• Exercise task:
Extract each line from the entries below that has the string "this" in it.

(Records from a collection)
────

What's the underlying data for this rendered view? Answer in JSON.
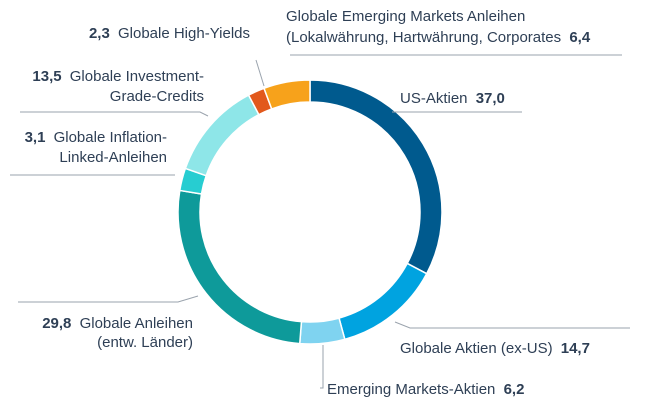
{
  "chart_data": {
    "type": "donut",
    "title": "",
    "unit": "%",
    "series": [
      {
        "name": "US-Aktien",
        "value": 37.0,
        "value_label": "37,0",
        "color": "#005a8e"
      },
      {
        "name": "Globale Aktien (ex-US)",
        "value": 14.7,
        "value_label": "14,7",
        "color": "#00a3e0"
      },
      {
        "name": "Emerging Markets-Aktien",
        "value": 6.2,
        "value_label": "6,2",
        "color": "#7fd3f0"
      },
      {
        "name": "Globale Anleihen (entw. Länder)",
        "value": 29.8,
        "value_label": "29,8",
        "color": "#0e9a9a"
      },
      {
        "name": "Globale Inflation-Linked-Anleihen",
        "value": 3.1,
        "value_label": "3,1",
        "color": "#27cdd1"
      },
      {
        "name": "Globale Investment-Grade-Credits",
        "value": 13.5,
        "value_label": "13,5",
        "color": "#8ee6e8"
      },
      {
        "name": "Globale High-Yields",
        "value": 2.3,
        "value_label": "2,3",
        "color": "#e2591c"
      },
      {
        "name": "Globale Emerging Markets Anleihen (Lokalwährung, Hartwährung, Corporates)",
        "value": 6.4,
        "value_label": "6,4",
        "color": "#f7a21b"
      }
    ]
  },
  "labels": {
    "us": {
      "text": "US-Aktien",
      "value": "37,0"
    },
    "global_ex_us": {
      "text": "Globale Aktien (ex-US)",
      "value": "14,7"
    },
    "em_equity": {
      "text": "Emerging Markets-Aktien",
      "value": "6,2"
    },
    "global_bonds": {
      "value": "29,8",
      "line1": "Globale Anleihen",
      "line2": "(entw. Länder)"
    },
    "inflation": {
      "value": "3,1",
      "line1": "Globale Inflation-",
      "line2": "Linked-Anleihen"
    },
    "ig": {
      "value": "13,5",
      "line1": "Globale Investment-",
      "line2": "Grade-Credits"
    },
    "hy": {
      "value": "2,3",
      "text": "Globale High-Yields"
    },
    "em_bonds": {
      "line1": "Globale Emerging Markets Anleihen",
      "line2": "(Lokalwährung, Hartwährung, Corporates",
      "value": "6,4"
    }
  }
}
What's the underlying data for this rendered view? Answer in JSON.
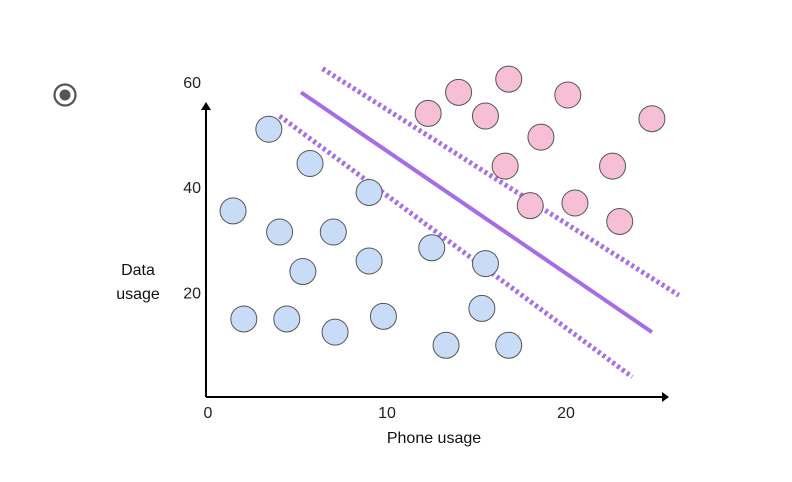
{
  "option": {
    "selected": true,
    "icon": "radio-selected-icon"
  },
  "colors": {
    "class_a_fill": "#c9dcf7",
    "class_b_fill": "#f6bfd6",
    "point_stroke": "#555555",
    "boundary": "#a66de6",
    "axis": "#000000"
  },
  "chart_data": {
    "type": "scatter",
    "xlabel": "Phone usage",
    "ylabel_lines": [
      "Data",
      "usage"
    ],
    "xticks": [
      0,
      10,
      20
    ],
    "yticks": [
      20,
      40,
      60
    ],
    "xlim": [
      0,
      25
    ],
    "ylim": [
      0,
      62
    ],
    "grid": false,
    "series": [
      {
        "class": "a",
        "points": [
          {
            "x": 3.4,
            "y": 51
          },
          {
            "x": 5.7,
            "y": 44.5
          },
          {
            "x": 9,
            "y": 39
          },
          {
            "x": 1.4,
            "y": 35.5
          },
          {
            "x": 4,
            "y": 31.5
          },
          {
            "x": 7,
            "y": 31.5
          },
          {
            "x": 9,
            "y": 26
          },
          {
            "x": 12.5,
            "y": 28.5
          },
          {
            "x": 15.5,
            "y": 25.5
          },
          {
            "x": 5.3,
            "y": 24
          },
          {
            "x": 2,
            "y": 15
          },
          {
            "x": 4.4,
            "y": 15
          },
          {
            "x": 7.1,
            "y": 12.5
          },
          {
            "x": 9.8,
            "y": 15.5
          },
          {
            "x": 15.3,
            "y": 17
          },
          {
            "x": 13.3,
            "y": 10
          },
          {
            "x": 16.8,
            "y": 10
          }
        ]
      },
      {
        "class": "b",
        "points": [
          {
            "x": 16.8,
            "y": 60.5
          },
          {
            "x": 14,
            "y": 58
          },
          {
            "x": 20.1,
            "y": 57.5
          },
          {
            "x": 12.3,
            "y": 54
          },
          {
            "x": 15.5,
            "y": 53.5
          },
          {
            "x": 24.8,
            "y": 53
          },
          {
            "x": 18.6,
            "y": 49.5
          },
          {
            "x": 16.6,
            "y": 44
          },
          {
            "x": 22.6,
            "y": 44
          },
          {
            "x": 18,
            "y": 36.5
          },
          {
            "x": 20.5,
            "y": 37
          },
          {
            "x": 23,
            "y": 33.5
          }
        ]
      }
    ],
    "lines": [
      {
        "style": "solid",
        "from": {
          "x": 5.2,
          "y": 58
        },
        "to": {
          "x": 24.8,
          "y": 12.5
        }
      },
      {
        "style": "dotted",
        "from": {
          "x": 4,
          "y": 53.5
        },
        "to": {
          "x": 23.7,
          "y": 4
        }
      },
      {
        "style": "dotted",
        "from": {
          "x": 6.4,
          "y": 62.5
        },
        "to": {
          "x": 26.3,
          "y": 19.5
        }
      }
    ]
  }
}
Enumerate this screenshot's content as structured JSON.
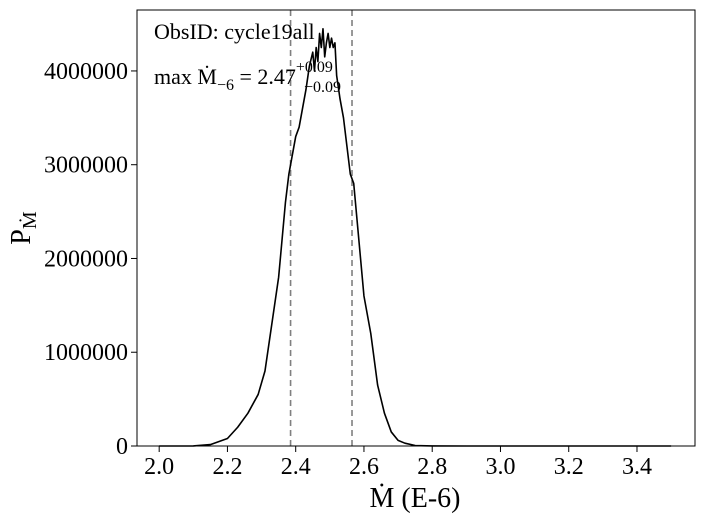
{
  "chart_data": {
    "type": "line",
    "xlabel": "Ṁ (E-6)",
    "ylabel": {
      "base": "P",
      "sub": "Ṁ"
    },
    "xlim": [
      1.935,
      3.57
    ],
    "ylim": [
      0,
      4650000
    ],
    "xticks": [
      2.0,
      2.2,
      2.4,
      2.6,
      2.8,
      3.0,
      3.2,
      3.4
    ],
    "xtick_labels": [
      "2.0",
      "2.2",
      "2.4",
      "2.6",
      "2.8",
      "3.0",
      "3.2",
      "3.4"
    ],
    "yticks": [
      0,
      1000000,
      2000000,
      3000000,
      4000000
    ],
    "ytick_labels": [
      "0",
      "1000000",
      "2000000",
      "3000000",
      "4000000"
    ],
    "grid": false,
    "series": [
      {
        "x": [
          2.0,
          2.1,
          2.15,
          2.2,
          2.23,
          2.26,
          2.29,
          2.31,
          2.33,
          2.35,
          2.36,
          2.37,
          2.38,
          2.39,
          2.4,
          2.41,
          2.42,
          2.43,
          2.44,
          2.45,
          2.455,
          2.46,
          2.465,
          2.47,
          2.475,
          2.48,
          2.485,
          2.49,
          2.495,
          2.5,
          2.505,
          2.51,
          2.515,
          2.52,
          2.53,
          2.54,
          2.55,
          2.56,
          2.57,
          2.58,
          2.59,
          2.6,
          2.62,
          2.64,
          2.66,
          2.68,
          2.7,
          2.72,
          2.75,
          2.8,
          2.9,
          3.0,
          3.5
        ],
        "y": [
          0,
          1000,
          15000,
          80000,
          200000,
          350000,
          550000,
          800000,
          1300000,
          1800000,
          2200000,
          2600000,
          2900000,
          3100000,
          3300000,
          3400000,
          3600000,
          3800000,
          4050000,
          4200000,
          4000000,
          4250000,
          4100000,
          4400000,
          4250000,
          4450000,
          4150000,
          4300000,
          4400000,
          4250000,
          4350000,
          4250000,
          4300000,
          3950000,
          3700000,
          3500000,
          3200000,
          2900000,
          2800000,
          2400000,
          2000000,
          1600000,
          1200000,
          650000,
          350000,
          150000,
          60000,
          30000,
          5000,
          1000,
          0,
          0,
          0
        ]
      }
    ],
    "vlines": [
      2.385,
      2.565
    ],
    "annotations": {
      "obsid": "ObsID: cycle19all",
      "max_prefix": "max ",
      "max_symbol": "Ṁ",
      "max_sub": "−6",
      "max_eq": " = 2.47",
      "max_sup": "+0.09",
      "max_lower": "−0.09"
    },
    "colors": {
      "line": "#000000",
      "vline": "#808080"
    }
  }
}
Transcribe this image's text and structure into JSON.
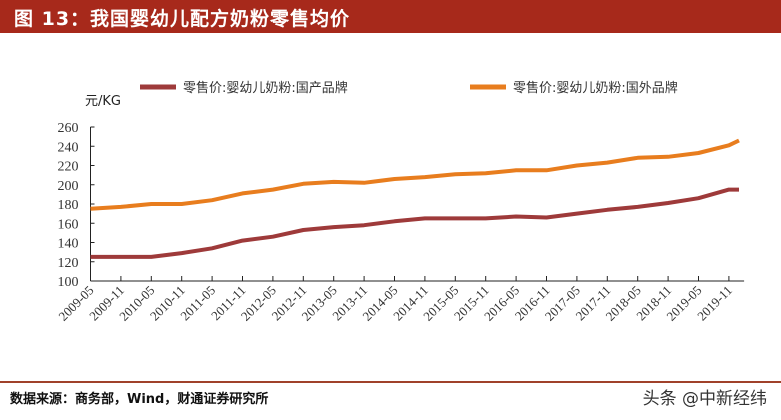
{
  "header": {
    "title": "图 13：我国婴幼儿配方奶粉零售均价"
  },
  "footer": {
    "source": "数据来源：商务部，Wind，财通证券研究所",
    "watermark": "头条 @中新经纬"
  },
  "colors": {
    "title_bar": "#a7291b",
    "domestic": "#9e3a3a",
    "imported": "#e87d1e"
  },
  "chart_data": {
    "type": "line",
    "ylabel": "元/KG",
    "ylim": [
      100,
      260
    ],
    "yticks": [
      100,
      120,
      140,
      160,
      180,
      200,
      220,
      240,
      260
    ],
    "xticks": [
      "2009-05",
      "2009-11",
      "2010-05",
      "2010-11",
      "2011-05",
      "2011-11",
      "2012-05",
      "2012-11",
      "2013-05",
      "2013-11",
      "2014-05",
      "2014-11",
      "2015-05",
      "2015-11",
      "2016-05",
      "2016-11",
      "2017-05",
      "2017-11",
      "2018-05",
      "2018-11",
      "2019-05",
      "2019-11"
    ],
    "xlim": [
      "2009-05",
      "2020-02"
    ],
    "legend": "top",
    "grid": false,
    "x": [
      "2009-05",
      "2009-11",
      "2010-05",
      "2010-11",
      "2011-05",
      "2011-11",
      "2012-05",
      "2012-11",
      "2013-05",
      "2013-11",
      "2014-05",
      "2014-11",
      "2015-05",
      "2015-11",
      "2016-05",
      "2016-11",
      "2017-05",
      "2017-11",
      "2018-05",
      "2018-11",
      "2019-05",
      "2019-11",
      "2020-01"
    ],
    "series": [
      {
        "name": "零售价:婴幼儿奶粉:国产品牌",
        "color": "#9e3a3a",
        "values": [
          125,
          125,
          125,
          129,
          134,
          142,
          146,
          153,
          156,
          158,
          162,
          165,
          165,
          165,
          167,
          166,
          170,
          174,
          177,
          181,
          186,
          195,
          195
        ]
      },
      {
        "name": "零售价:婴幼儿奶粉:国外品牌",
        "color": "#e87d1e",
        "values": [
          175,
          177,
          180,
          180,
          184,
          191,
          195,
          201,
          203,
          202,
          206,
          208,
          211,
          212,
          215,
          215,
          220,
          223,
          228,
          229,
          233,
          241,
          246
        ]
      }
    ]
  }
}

────

• Answer to the task:
What's the underlying data for this rendered view? Answer in JSON.
What's the underlying data for this rendered view? Answer in JSON.
Enumerate this screenshot's content as structured JSON.
Transcribe this image's text and structure into JSON.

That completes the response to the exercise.